Exercise goal: Copy out the records in full, word for word, without pictures.

□ □ □

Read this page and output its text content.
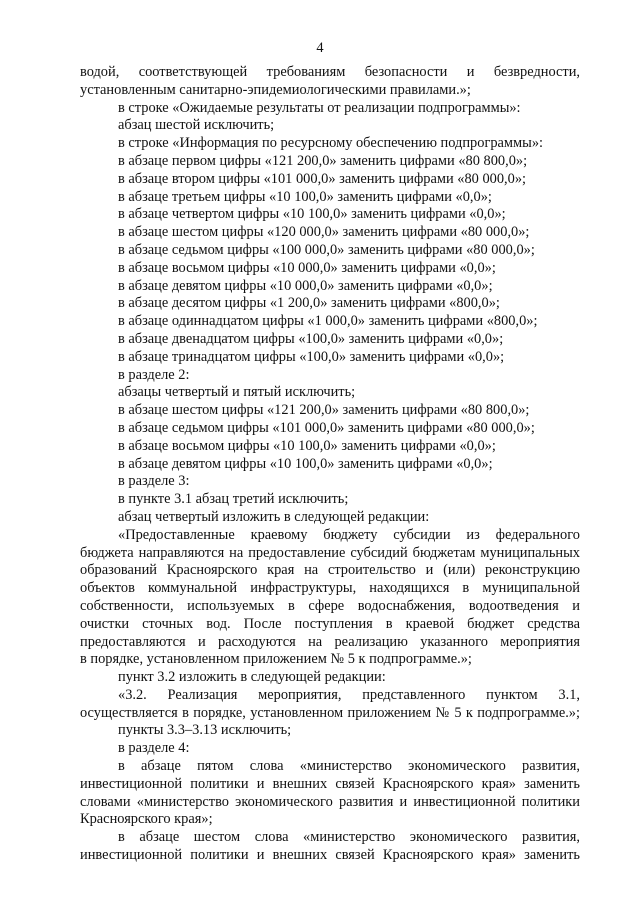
4
водой, соответствующей требованиям безопасности и безвредности,
установленным санитарно-эпидемиологическими правилами.»;
в строке «Ожидаемые результаты от реализации подпрограммы»:
абзац шестой исключить;
в строке «Информация по ресурсному обеспечению подпрограммы»:
в абзаце первом цифры «121 200,0» заменить цифрами «80 800,0»;
в абзаце втором цифры «101 000,0» заменить цифрами «80 000,0»;
в абзаце третьем цифры «10 100,0» заменить цифрами «0,0»;
в абзаце четвертом цифры «10 100,0» заменить цифрами «0,0»;
в абзаце шестом цифры «120 000,0» заменить цифрами «80 000,0»;
в абзаце седьмом цифры «100 000,0» заменить цифрами «80 000,0»;
в абзаце восьмом цифры «10 000,0» заменить цифрами «0,0»;
в абзаце девятом цифры «10 000,0» заменить цифрами «0,0»;
в абзаце десятом цифры «1 200,0» заменить цифрами «800,0»;
в абзаце одиннадцатом цифры «1 000,0» заменить цифрами «800,0»;
в абзаце двенадцатом цифры «100,0» заменить цифрами «0,0»;
в абзаце тринадцатом цифры «100,0» заменить цифрами «0,0»;
в разделе 2:
абзацы четвертый и пятый исключить;
в абзаце шестом цифры «121 200,0» заменить цифрами «80 800,0»;
в абзаце седьмом цифры «101 000,0» заменить цифрами «80 000,0»;
в абзаце восьмом цифры «10 100,0» заменить цифрами «0,0»;
в абзаце девятом цифры «10 100,0» заменить цифрами «0,0»;
в разделе 3:
в пункте 3.1 абзац третий исключить;
абзац четвертый изложить в следующей редакции:
«Предоставленные краевому бюджету субсидии из федерального
бюджета направляются на предоставление субсидий бюджетам муниципальных
образований Красноярского края на строительство и (или) реконструкцию
объектов коммунальной инфраструктуры, находящихся в муниципальной
собственности, используемых в сфере водоснабжения, водоотведения и
очистки сточных вод. После поступления в краевой бюджет средства
предоставляются и расходуются на реализацию указанного мероприятия
в порядке, установленном приложением № 5 к подпрограмме.»;
пункт 3.2 изложить в следующей редакции:
«3.2. Реализация мероприятия, представленного пунктом 3.1,
осуществляется в порядке, установленном приложением № 5 к подпрограмме.»;
пункты 3.3–3.13 исключить;
в разделе 4:
в абзаце пятом слова «министерство экономического развития,
инвестиционной политики и внешних связей Красноярского края» заменить
словами «министерство экономического развития и инвестиционной политики
Красноярского края»;
в абзаце шестом слова «министерство экономического развития,
инвестиционной политики и внешних связей Красноярского края» заменить
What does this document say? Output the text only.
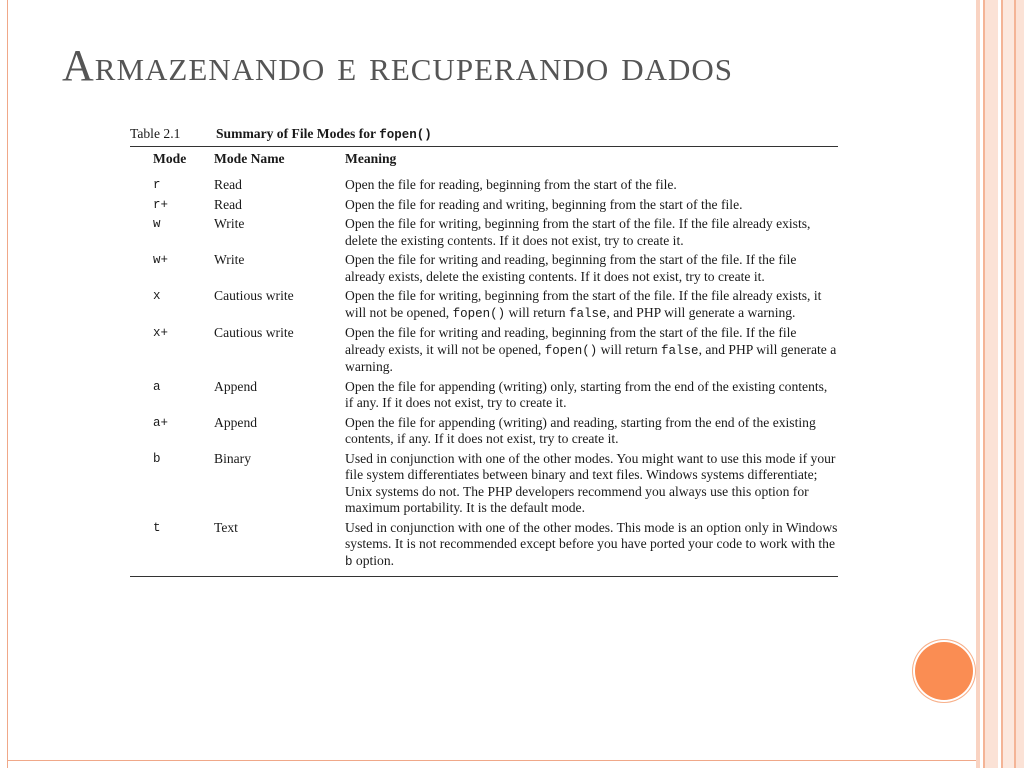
Armazenando e recuperando dados
Table 2.1	Summary of File Modes for fopen()
Mode	Mode Name	Meaning
r	Read	Open the file for reading, beginning from the start of the file.
r+	Read	Open the file for reading and writing, beginning from the start of the file.
w	Write	Open the file for writing, beginning from the start of the file. If the file already exists, delete the existing contents. If it does not exist, try to create it.
w+	Write	Open the file for writing and reading, beginning from the start of the file. If the file already exists, delete the existing contents. If it does not exist, try to create it.
x	Cautious write	Open the file for writing, beginning from the start of the file. If the file already exists, it will not be opened, fopen() will return false, and PHP will generate a warning.
x+	Cautious write	Open the file for writing and reading, beginning from the start of the file. If the file already exists, it will not be opened, fopen() will return false, and PHP will generate a warning.
a	Append	Open the file for appending (writing) only, starting from the end of the existing contents, if any. If it does not exist, try to create it.
a+	Append	Open the file for appending (writing) and reading, starting from the end of the existing contents, if any. If it does not exist, try to create it.
b	Binary	Used in conjunction with one of the other modes. You might want to use this mode if your file system differentiates between binary and text files. Windows systems differentiate; Unix systems do not. The PHP developers recommend you always use this option for maximum portability. It is the default mode.
t	Text	Used in conjunction with one of the other modes. This mode is an option only in Windows systems. It is not recommended except before you have ported your code to work with the b option.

□ □ □

Result:
Read this page and output its text content.
4
водой, соответствующей требованиям безопасности и безвредности,
установленным санитарно-эпидемиологическими правилами.»;
в строке «Ожидаемые результаты от реализации подпрограммы»:
абзац шестой исключить;
в строке «Информация по ресурсному обеспечению подпрограммы»:
в абзаце первом цифры «121 200,0» заменить цифрами «80 800,0»;
в абзаце втором цифры «101 000,0» заменить цифрами «80 000,0»;
в абзаце третьем цифры «10 100,0» заменить цифрами «0,0»;
в абзаце четвертом цифры «10 100,0» заменить цифрами «0,0»;
в абзаце шестом цифры «120 000,0» заменить цифрами «80 000,0»;
в абзаце седьмом цифры «100 000,0» заменить цифрами «80 000,0»;
в абзаце восьмом цифры «10 000,0» заменить цифрами «0,0»;
в абзаце девятом цифры «10 000,0» заменить цифрами «0,0»;
в абзаце десятом цифры «1 200,0» заменить цифрами «800,0»;
в абзаце одиннадцатом цифры «1 000,0» заменить цифрами «800,0»;
в абзаце двенадцатом цифры «100,0» заменить цифрами «0,0»;
в абзаце тринадцатом цифры «100,0» заменить цифрами «0,0»;
в разделе 2:
абзацы четвертый и пятый исключить;
в абзаце шестом цифры «121 200,0» заменить цифрами «80 800,0»;
в абзаце седьмом цифры «101 000,0» заменить цифрами «80 000,0»;
в абзаце восьмом цифры «10 100,0» заменить цифрами «0,0»;
в абзаце девятом цифры «10 100,0» заменить цифрами «0,0»;
в разделе 3:
в пункте 3.1 абзац третий исключить;
абзац четвертый изложить в следующей редакции:
«Предоставленные краевому бюджету субсидии из федерального
бюджета направляются на предоставление субсидий бюджетам муниципальных
образований Красноярского края на строительство и (или) реконструкцию
объектов коммунальной инфраструктуры, находящихся в муниципальной
собственности, используемых в сфере водоснабжения, водоотведения и
очистки сточных вод. После поступления в краевой бюджет средства
предоставляются и расходуются на реализацию указанного мероприятия
в порядке, установленном приложением № 5 к подпрограмме.»;
пункт 3.2 изложить в следующей редакции:
«3.2. Реализация мероприятия, представленного пунктом 3.1,
осуществляется в порядке, установленном приложением № 5 к подпрограмме.»;
пункты 3.3–3.13 исключить;
в разделе 4:
в абзаце пятом слова «министерство экономического развития,
инвестиционной политики и внешних связей Красноярского края» заменить
словами «министерство экономического развития и инвестиционной политики
Красноярского края»;
в абзаце шестом слова «министерство экономического развития,
инвестиционной политики и внешних связей Красноярского края» заменить
What does this document say? Output the text only.
Armazenando e recuperando dados
Table 2.1	Summary of File Modes for fopen()
Mode	Mode Name	Meaning
r	Read	Open the file for reading, beginning from the start of the file.
r+	Read	Open the file for reading and writing, beginning from the start of the file.
w	Write	Open the file for writing, beginning from the start of the file. If the file already exists, delete the existing contents. If it does not exist, try to create it.
w+	Write	Open the file for writing and reading, beginning from the start of the file. If the file already exists, delete the existing contents. If it does not exist, try to create it.
x	Cautious write	Open the file for writing, beginning from the start of the file. If the file already exists, it will not be opened, fopen() will return false, and PHP will generate a warning.
x+	Cautious write	Open the file for writing and reading, beginning from the start of the file. If the file already exists, it will not be opened, fopen() will return false, and PHP will generate a warning.
a	Append	Open the file for appending (writing) only, starting from the end of the existing contents, if any. If it does not exist, try to create it.
a+	Append	Open the file for appending (writing) and reading, starting from the end of the existing contents, if any. If it does not exist, try to create it.
b	Binary	Used in conjunction with one of the other modes. You might want to use this mode if your file system differentiates between binary and text files. Windows systems differentiate; Unix systems do not. The PHP developers recommend you always use this option for maximum portability. It is the default mode.
t	Text	Used in conjunction with one of the other modes. This mode is an option only in Windows systems. It is not recommended except before you have ported your code to work with the b option.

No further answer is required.